* begin *

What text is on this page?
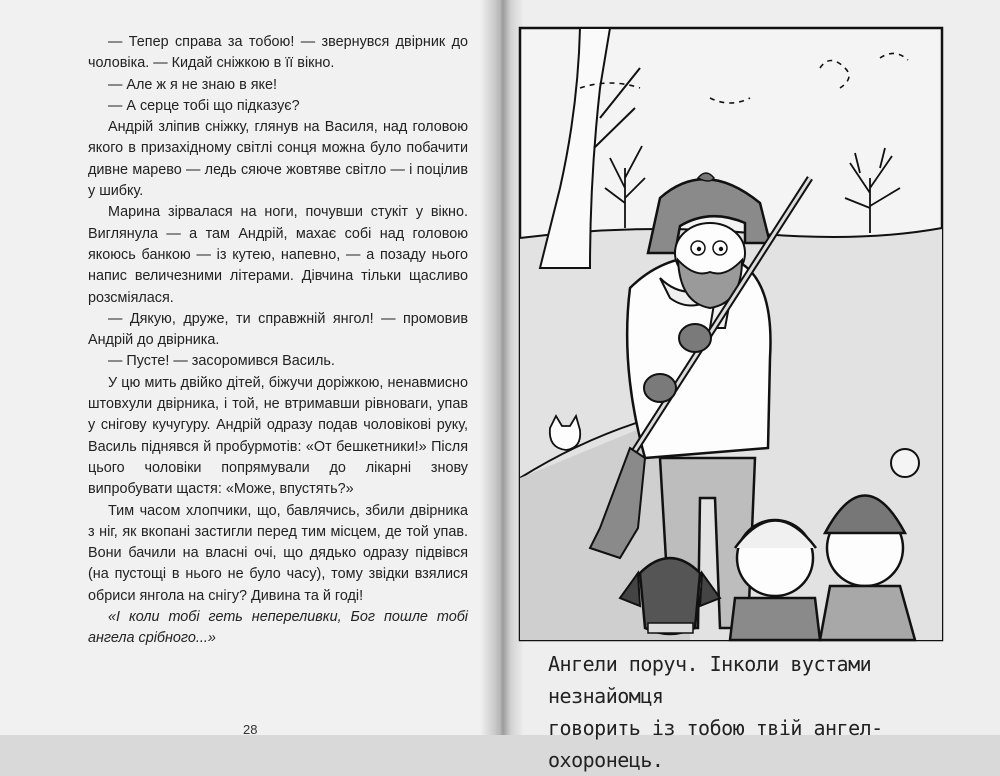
— Тепер справа за тобою! — звернувся двірник до чоловіка. — Кидай сніжкою в її вікно.

— Але ж я не знаю в яке!

— А серце тобі що підказує?

Андрій зліпив сніжку, глянув на Василя, над головою якого в призахідному світлі сонця можна було побачити дивне марево — ледь сяюче жовтяве світло — і поцілив у шибку.

Марина зірвалася на ноги, почувши стукіт у вікно. Виглянула — а там Андрій, махає собі над головою якоюсь банкою — із кутею, напевно, — а позаду нього напис величезними літерами. Дівчина тільки щасливо розсміялася.

— Дякую, друже, ти справжній янгол! — промовив Андрій до двірника.

— Пусте! — засоромився Василь.

У цю мить двійко дітей, біжучи доріжкою, ненавмисно штовхули двірника, і той, не втримавши рівноваги, упав у снігову кучугуру. Андрій одразу подав чоловікові руку, Василь піднявся й пробурмотів: «От бешкетники!» Після цього чоловіки попрямували до лікарні знову випробувати щастя: «Може, впустять?»

Тим часом хлопчики, що, бавлячись, збили двірника з ніг, як вкопані застигли перед тим місцем, де той упав. Вони бачили на власні очі, що дядько одразу підвівся (на пустощі в нього не було часу), тому звідки взялися обриси янгола на снігу? Дивина та й годі!

«І коли тобі геть непереливки, Бог пошле тобі ангела срібного...»

28
Ангели поруч. Інколи вустами незнайомця
говорить із тобою твій ангел-охоронець.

* end *

▶ [INSTRUCTION] How many lines in the records above hold the word "одразу"? Give only the number.

▶ [EXERCISE OUTPUT] 2